SET PROBLEM —
Return a copy of each line that holds the string "Dryseal".

== == ==

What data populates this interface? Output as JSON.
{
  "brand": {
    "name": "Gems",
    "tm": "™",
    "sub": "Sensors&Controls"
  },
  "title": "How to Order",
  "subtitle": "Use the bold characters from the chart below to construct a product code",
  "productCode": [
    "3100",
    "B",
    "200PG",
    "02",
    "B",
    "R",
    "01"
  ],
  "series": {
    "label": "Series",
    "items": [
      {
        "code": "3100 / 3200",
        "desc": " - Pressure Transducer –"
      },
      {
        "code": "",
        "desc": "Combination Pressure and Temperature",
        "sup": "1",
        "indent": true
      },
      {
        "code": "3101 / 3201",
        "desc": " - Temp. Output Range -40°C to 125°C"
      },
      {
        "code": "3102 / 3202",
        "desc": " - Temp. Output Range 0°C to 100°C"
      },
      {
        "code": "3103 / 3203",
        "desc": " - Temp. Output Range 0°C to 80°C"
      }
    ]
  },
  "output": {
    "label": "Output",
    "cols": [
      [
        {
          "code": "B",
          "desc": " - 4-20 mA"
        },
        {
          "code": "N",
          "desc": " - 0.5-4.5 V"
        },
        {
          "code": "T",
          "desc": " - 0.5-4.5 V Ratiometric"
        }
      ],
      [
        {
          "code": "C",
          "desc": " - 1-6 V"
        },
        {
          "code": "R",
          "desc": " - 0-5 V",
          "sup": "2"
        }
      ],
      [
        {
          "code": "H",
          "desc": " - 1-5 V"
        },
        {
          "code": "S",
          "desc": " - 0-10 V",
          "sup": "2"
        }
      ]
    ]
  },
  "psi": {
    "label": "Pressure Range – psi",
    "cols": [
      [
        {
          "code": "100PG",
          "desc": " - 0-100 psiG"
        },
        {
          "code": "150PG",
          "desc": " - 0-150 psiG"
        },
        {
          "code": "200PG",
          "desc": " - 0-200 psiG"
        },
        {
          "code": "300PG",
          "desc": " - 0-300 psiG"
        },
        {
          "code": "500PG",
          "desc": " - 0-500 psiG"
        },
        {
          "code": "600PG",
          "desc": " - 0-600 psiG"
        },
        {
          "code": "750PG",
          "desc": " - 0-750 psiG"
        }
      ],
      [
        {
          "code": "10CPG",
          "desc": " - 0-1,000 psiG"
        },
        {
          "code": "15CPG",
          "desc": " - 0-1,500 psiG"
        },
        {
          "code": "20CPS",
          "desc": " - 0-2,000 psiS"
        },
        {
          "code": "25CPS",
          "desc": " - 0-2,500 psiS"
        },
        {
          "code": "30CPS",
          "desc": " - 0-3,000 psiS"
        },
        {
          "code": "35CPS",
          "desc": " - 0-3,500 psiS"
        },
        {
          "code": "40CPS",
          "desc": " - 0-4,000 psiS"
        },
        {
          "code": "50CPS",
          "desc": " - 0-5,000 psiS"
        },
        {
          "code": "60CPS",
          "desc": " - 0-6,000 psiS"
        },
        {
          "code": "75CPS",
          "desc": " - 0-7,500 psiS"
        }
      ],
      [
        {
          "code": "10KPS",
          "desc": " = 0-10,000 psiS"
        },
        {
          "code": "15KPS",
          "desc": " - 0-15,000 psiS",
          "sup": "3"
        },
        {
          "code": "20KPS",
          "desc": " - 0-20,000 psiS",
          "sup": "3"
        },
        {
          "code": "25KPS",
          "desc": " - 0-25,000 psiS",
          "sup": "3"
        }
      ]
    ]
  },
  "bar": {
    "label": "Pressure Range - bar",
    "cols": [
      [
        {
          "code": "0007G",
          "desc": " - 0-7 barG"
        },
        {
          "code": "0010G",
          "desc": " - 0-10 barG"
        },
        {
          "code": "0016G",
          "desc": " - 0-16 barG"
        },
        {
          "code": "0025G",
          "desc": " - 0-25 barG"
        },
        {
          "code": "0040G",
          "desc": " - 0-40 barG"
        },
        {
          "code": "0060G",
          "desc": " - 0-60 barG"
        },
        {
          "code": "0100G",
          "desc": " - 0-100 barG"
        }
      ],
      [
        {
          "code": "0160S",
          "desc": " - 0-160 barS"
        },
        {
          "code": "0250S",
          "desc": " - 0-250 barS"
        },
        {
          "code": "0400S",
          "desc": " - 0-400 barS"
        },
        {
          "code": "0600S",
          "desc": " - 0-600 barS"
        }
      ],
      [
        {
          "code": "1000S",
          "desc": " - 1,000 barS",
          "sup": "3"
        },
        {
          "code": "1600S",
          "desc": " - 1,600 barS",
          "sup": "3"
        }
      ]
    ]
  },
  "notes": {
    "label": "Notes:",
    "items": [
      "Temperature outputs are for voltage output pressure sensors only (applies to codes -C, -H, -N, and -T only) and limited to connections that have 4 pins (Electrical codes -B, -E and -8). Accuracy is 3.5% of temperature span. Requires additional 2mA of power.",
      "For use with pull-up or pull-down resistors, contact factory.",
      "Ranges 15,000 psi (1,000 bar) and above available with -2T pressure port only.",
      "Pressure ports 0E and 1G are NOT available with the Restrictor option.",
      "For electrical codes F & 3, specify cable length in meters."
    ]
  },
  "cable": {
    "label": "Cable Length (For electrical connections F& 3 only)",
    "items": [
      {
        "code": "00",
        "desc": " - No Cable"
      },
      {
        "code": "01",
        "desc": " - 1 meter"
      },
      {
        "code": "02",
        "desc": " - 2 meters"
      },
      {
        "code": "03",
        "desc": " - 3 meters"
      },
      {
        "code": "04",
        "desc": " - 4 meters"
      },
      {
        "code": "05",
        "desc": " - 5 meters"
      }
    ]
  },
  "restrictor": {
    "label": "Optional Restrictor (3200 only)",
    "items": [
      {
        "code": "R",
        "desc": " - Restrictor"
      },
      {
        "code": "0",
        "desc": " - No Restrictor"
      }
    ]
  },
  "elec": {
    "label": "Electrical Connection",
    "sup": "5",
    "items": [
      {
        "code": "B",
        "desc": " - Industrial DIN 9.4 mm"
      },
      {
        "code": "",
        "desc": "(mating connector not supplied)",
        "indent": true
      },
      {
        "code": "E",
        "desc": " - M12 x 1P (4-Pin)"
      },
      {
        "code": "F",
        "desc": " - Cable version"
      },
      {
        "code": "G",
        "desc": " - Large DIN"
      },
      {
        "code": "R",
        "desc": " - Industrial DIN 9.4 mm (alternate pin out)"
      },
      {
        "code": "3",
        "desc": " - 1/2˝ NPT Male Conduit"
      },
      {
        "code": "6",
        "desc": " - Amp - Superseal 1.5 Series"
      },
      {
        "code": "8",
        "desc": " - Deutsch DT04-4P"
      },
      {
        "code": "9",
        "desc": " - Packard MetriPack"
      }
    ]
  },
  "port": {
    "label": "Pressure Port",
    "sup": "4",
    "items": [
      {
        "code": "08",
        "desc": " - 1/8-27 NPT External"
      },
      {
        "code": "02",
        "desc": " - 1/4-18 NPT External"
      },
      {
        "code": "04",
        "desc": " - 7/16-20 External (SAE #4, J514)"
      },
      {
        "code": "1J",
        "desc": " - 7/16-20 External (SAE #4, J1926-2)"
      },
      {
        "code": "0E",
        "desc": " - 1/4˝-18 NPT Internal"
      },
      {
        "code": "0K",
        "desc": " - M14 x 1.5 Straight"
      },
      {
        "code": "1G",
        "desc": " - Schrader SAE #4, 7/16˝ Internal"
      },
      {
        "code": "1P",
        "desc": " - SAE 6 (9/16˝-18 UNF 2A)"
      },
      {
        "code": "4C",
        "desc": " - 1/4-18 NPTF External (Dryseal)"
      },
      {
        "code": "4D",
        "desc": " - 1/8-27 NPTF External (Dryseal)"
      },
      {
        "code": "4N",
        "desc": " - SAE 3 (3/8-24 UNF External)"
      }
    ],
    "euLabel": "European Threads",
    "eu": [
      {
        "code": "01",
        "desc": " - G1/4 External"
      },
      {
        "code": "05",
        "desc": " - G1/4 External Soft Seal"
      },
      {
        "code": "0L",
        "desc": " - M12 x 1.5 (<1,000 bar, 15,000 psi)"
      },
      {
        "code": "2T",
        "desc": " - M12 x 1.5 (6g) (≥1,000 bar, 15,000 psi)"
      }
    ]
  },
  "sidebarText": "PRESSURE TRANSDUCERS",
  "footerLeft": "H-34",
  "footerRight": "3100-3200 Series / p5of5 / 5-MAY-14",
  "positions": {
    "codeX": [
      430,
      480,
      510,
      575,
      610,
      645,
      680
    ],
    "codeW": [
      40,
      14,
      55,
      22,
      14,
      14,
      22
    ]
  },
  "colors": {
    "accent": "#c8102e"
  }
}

== == ==

CORRECT RESULT —
        "desc": " - 1/4-18 NPTF External (Dryseal)"
        "desc": " - 1/8-27 NPTF External (Dryseal)"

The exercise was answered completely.